= INPUT MATERIAL =

______________________________

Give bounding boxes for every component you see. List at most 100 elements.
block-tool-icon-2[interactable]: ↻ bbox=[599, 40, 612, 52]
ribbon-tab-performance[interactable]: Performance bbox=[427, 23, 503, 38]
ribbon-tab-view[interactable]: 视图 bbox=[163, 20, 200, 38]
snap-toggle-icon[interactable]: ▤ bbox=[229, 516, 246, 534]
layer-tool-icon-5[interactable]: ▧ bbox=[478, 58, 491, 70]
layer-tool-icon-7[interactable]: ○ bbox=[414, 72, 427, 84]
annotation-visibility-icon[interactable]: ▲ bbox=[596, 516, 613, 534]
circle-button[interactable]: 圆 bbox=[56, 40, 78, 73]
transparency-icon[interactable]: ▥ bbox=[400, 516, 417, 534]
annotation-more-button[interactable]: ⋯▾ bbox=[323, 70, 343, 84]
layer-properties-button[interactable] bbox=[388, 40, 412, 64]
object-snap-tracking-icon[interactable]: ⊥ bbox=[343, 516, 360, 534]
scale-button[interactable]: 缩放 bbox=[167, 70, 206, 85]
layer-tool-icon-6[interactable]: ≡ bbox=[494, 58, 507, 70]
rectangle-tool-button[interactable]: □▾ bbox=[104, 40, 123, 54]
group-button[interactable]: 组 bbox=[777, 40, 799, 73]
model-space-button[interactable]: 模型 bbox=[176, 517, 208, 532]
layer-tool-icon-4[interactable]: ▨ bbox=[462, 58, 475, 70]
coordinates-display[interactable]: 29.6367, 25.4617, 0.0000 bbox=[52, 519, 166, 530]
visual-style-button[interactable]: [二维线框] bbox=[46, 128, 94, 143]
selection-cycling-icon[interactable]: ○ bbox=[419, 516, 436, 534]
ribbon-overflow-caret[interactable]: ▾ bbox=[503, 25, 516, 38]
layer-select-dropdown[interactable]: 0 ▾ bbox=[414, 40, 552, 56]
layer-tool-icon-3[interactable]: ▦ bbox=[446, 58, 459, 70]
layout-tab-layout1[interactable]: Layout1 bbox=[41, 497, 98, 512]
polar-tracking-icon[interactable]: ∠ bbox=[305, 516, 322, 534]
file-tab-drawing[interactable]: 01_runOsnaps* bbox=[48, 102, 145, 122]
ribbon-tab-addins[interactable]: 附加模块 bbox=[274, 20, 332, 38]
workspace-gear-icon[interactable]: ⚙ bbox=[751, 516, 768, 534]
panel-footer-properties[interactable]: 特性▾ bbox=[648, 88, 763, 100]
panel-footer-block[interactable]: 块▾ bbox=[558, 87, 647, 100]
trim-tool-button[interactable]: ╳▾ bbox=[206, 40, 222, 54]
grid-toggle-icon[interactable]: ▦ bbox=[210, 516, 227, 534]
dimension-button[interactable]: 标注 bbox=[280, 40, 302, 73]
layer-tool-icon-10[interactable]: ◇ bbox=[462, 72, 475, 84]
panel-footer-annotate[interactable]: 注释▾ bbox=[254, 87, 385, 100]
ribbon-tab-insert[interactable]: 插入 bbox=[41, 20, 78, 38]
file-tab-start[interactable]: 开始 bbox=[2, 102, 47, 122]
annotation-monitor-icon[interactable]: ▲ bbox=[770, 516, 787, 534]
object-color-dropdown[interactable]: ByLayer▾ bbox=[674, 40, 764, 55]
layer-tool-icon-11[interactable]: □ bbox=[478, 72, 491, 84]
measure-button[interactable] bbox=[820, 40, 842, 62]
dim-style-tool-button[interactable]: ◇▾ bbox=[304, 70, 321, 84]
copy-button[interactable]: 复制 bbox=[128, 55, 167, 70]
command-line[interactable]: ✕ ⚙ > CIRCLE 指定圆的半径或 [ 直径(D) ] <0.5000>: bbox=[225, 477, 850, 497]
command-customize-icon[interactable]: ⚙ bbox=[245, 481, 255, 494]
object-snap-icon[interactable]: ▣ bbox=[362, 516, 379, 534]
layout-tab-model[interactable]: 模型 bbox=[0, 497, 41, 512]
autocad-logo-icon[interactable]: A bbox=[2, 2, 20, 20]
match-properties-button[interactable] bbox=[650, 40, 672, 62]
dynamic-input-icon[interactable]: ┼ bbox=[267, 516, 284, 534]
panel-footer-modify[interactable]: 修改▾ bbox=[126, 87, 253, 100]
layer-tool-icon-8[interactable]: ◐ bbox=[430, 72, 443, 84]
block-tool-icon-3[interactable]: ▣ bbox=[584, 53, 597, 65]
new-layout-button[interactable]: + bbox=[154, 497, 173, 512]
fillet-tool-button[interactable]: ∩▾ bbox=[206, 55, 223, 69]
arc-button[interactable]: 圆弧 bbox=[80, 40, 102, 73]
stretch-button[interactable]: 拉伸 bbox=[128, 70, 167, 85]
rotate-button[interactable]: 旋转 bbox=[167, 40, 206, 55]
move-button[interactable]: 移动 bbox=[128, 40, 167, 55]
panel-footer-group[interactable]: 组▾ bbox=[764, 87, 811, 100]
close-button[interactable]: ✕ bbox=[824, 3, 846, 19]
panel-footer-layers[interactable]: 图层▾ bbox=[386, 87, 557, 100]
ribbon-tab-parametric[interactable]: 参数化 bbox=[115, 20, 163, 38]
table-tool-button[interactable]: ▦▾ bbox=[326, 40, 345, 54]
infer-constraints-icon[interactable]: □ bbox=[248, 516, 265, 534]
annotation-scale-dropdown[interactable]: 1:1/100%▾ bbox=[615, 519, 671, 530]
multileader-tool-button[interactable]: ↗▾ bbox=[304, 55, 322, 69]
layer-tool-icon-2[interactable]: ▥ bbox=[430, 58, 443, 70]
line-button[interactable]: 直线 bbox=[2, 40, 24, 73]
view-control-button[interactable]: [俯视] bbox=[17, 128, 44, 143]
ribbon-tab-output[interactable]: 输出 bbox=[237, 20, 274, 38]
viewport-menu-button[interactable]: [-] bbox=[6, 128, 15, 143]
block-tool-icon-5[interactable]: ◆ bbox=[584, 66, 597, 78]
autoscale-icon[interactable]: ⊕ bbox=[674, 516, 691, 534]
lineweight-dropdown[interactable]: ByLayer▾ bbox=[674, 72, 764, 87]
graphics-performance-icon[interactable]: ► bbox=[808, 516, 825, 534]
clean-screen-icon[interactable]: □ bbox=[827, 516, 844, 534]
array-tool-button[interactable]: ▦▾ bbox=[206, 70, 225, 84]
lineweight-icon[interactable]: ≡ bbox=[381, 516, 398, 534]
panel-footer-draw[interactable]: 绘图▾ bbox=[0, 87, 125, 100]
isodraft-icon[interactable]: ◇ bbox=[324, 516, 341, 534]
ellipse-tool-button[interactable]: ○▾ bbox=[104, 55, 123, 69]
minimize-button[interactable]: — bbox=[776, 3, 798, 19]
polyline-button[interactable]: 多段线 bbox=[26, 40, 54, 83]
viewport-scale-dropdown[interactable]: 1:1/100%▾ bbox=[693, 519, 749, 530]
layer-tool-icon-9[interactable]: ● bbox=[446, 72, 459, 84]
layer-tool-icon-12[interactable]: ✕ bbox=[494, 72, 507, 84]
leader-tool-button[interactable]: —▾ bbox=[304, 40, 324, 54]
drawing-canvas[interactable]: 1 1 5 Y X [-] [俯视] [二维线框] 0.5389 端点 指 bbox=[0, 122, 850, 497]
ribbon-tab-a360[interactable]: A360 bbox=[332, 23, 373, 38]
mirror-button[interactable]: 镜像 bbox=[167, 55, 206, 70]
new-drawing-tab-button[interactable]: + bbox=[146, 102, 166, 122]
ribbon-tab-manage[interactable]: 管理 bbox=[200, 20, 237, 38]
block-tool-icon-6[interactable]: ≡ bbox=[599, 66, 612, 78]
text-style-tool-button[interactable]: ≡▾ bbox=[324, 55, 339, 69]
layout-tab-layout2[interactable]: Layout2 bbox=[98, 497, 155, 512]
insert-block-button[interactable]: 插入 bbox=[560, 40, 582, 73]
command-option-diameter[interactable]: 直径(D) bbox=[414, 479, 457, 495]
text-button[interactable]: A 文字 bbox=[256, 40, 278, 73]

______________________________

= WRITTEN REQUEST =
Please print the material above, from its first line through the line containing "23, 503, 38]", inclusive, and reproduce each of those lines without any change.

= ANSWER TO THE EXERCISE =
Give bounding boxes for every component you see. List at most 100 elements.
block-tool-icon-2[interactable]: ↻ bbox=[599, 40, 612, 52]
ribbon-tab-performance[interactable]: Performance bbox=[427, 23, 503, 38]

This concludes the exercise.